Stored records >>
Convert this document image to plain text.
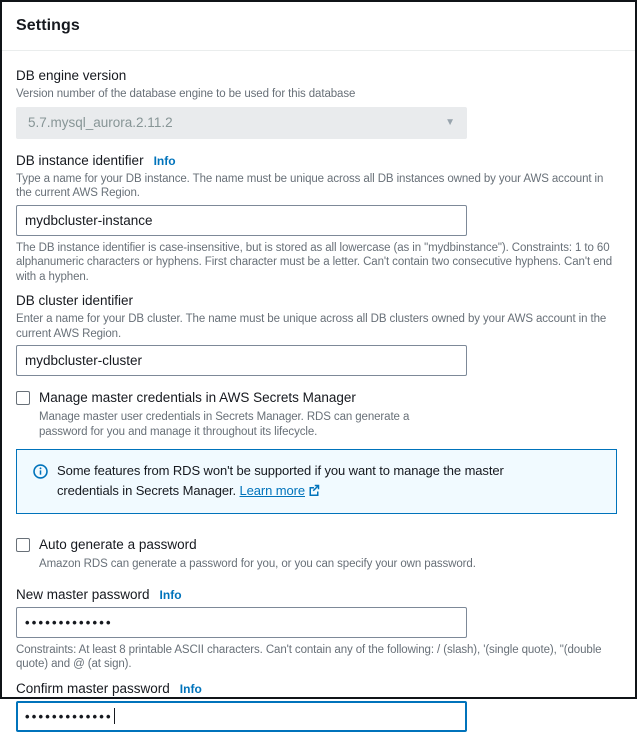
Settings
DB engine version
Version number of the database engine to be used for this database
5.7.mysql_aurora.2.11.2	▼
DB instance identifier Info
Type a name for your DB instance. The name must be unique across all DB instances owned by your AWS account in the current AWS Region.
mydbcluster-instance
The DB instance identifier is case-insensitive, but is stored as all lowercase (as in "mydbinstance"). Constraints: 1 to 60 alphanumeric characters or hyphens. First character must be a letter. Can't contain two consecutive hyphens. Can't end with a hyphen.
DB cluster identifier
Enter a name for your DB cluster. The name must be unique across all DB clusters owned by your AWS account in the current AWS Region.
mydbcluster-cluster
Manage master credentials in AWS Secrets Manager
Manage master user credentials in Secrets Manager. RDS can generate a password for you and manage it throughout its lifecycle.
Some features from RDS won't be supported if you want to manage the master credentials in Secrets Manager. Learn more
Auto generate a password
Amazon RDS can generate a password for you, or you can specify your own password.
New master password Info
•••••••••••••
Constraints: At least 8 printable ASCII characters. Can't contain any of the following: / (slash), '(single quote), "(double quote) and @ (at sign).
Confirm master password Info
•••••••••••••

SET TASK >> Print out the whole of the material word for word, without pictures.

CORRECT ANSWER >>
Convert this document image to plain text.
Settings
DB engine version
Version number of the database engine to be used for this database
5.7.mysql_aurora.2.11.2	▼
DB instance identifier Info
Type a name for your DB instance. The name must be unique across all DB instances owned by your AWS account in the current AWS Region.
mydbcluster-instance
The DB instance identifier is case-insensitive, but is stored as all lowercase (as in "mydbinstance"). Constraints: 1 to 60 alphanumeric characters or hyphens. First character must be a letter. Can't contain two consecutive hyphens. Can't end with a hyphen.
DB cluster identifier
Enter a name for your DB cluster. The name must be unique across all DB clusters owned by your AWS account in the current AWS Region.
mydbcluster-cluster
Manage master credentials in AWS Secrets Manager
Manage master user credentials in Secrets Manager. RDS can generate a password for you and manage it throughout its lifecycle.
Some features from RDS won't be supported if you want to manage the master credentials in Secrets Manager. Learn more
Auto generate a password
Amazon RDS can generate a password for you, or you can specify your own password.
New master password Info
•••••••••••••
Constraints: At least 8 printable ASCII characters. Can't contain any of the following: / (slash), '(single quote), "(double quote) and @ (at sign).
Confirm master password Info
•••••••••••••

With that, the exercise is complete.